MATERIAL FOR THE TASK –
[START]

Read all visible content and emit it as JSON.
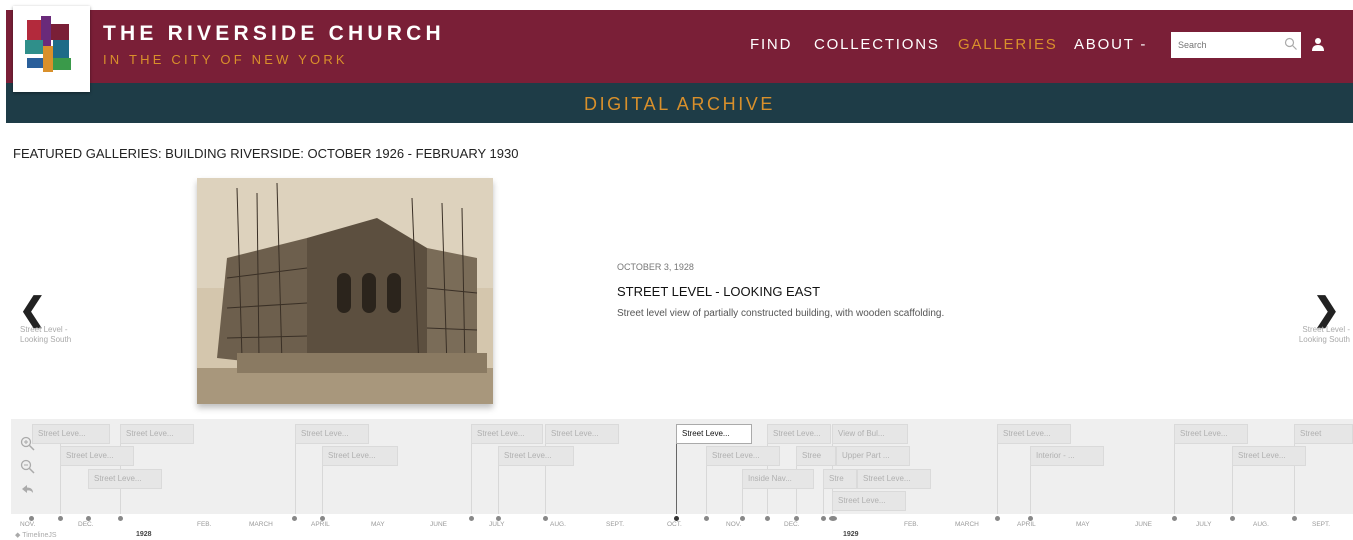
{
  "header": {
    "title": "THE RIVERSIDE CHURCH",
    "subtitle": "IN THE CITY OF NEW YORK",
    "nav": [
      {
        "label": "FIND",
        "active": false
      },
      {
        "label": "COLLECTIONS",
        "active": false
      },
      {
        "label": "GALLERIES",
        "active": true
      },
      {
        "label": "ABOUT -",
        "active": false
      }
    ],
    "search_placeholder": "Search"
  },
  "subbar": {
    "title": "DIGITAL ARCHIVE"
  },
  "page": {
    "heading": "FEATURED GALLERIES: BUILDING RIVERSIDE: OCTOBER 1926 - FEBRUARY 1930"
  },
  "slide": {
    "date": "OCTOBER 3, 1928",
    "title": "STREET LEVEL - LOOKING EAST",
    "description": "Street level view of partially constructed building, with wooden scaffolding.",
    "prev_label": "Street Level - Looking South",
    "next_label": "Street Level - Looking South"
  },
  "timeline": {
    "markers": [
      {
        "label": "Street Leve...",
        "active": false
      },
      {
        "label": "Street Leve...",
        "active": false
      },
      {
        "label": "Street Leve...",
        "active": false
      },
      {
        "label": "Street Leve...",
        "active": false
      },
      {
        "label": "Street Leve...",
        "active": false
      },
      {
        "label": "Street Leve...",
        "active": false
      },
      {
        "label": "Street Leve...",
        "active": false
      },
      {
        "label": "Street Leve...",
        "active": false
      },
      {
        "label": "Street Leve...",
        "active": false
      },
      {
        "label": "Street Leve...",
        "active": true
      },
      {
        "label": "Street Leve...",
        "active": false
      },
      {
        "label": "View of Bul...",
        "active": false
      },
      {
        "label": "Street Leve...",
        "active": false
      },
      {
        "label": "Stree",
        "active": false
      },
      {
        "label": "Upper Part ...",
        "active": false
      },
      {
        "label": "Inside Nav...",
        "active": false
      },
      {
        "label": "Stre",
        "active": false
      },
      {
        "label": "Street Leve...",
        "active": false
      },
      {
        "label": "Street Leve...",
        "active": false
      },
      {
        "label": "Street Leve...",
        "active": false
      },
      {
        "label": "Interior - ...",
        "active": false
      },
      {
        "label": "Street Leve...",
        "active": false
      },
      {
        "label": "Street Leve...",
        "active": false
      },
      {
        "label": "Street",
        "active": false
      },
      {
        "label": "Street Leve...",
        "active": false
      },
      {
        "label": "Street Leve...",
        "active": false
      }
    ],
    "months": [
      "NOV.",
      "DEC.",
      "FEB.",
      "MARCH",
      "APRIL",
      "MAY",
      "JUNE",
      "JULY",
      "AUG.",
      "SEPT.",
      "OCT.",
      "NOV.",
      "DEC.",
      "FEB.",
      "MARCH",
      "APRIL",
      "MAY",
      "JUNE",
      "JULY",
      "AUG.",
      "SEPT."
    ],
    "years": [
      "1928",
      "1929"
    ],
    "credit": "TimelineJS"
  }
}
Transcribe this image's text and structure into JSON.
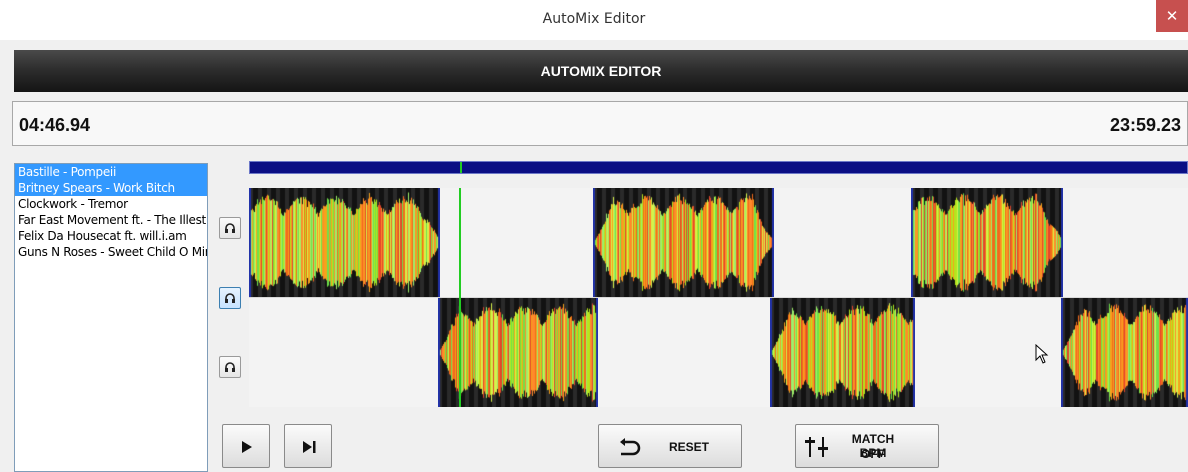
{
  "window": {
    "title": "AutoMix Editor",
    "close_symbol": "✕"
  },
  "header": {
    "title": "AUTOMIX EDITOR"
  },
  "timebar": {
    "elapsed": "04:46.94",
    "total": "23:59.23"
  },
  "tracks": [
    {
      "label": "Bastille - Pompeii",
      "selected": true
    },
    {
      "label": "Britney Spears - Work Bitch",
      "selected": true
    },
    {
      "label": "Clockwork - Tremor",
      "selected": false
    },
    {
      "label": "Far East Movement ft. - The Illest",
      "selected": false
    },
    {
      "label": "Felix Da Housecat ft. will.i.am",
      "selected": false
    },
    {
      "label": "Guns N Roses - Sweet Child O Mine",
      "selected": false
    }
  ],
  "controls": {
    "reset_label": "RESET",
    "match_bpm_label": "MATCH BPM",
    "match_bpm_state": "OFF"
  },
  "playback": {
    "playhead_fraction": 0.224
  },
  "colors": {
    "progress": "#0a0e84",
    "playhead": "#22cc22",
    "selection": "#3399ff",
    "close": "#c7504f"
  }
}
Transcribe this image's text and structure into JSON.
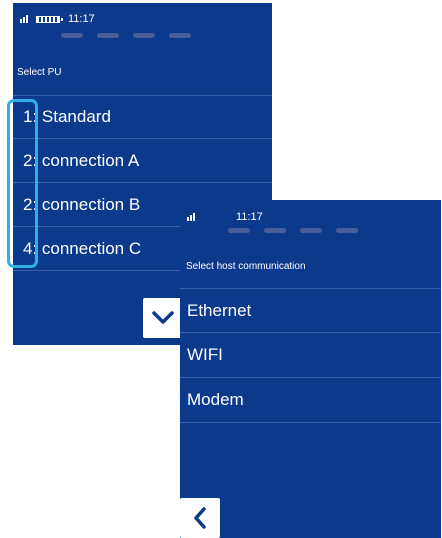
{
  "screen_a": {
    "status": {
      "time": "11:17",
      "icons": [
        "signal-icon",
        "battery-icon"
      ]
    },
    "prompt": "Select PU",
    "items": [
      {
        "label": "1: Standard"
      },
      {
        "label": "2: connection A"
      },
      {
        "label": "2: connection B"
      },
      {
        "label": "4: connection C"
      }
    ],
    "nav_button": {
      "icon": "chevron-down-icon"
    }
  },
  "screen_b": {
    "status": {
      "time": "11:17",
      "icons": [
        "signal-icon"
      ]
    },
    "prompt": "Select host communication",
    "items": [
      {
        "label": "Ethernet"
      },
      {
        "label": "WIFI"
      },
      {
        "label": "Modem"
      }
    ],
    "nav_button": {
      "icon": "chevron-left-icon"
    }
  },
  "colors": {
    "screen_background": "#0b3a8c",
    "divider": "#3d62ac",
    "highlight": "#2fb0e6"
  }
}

[END]
[START]

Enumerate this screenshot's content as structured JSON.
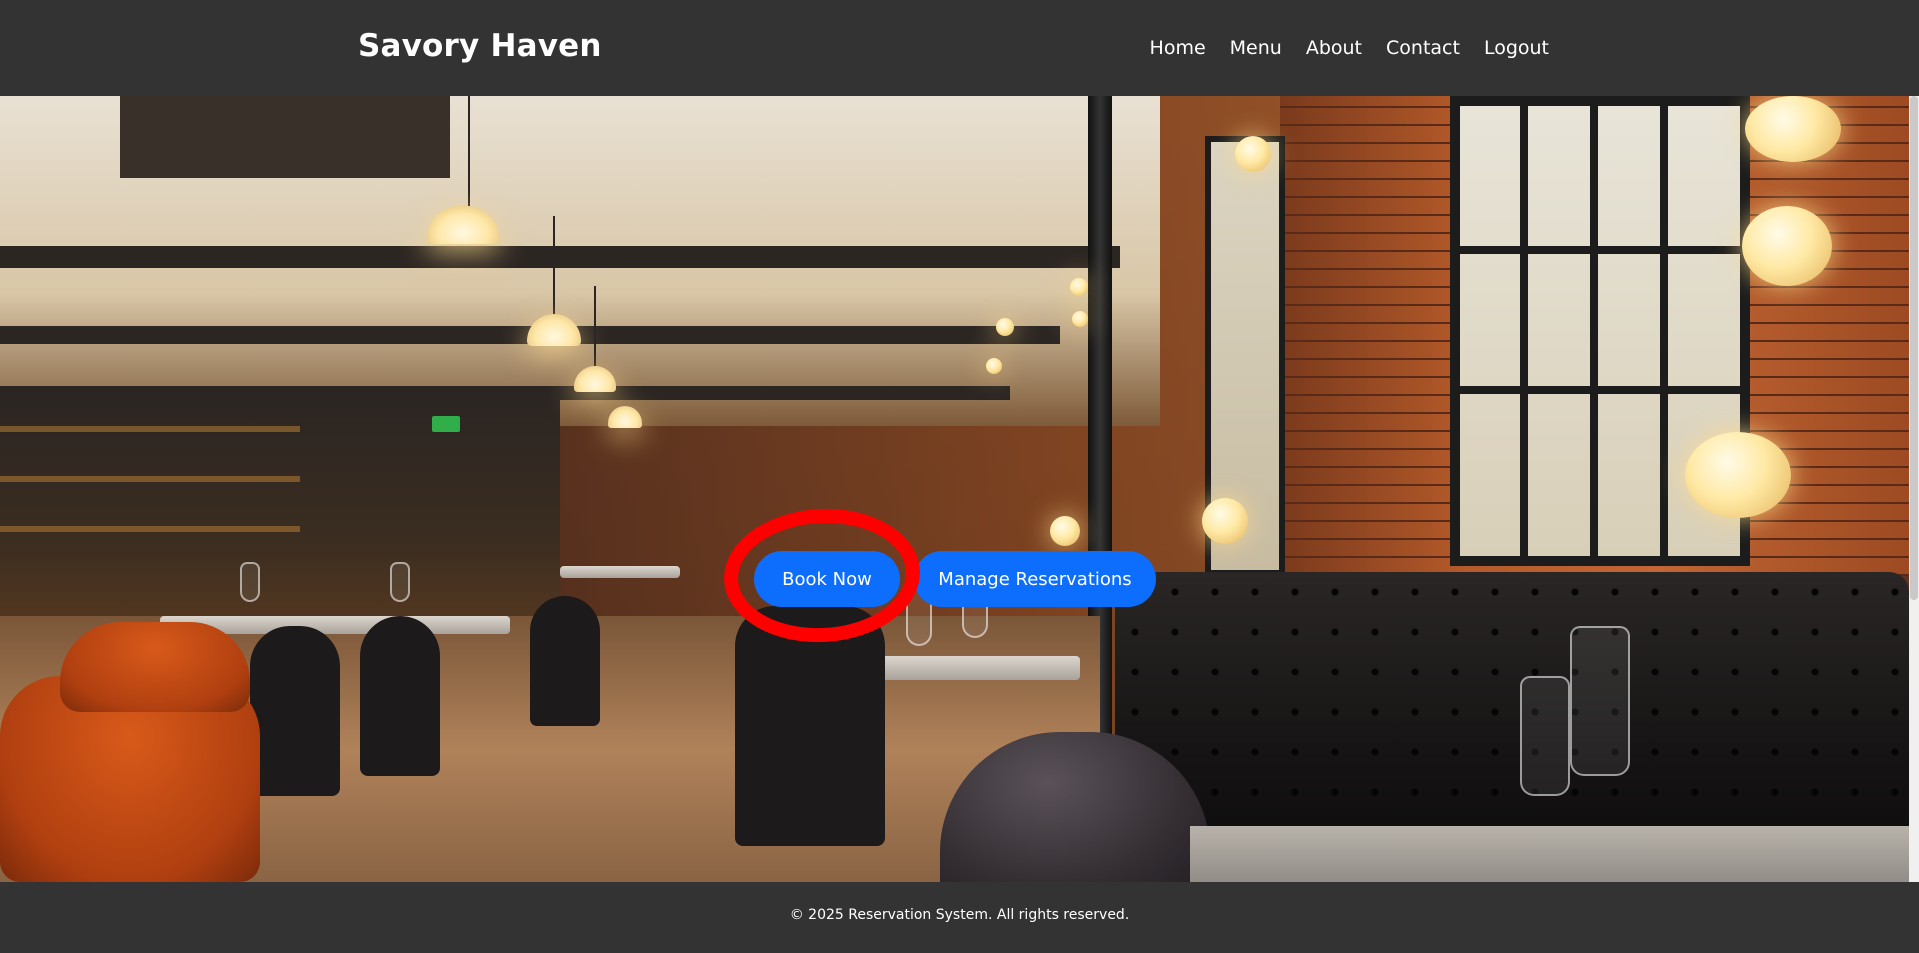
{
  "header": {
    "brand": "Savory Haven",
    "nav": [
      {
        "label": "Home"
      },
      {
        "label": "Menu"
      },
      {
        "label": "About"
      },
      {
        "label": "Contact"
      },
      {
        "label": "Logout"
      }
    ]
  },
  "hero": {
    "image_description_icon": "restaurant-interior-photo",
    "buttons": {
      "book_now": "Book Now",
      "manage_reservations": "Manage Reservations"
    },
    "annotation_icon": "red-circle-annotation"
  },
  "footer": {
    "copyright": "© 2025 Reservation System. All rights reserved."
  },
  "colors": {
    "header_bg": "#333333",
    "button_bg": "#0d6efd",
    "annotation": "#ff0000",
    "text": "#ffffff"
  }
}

[END]

EXERCISE DESCRIPTION – Within the listing above, work out how many lines contain the string "prompt", and reply with that number only.

FINAL ANSWER – 2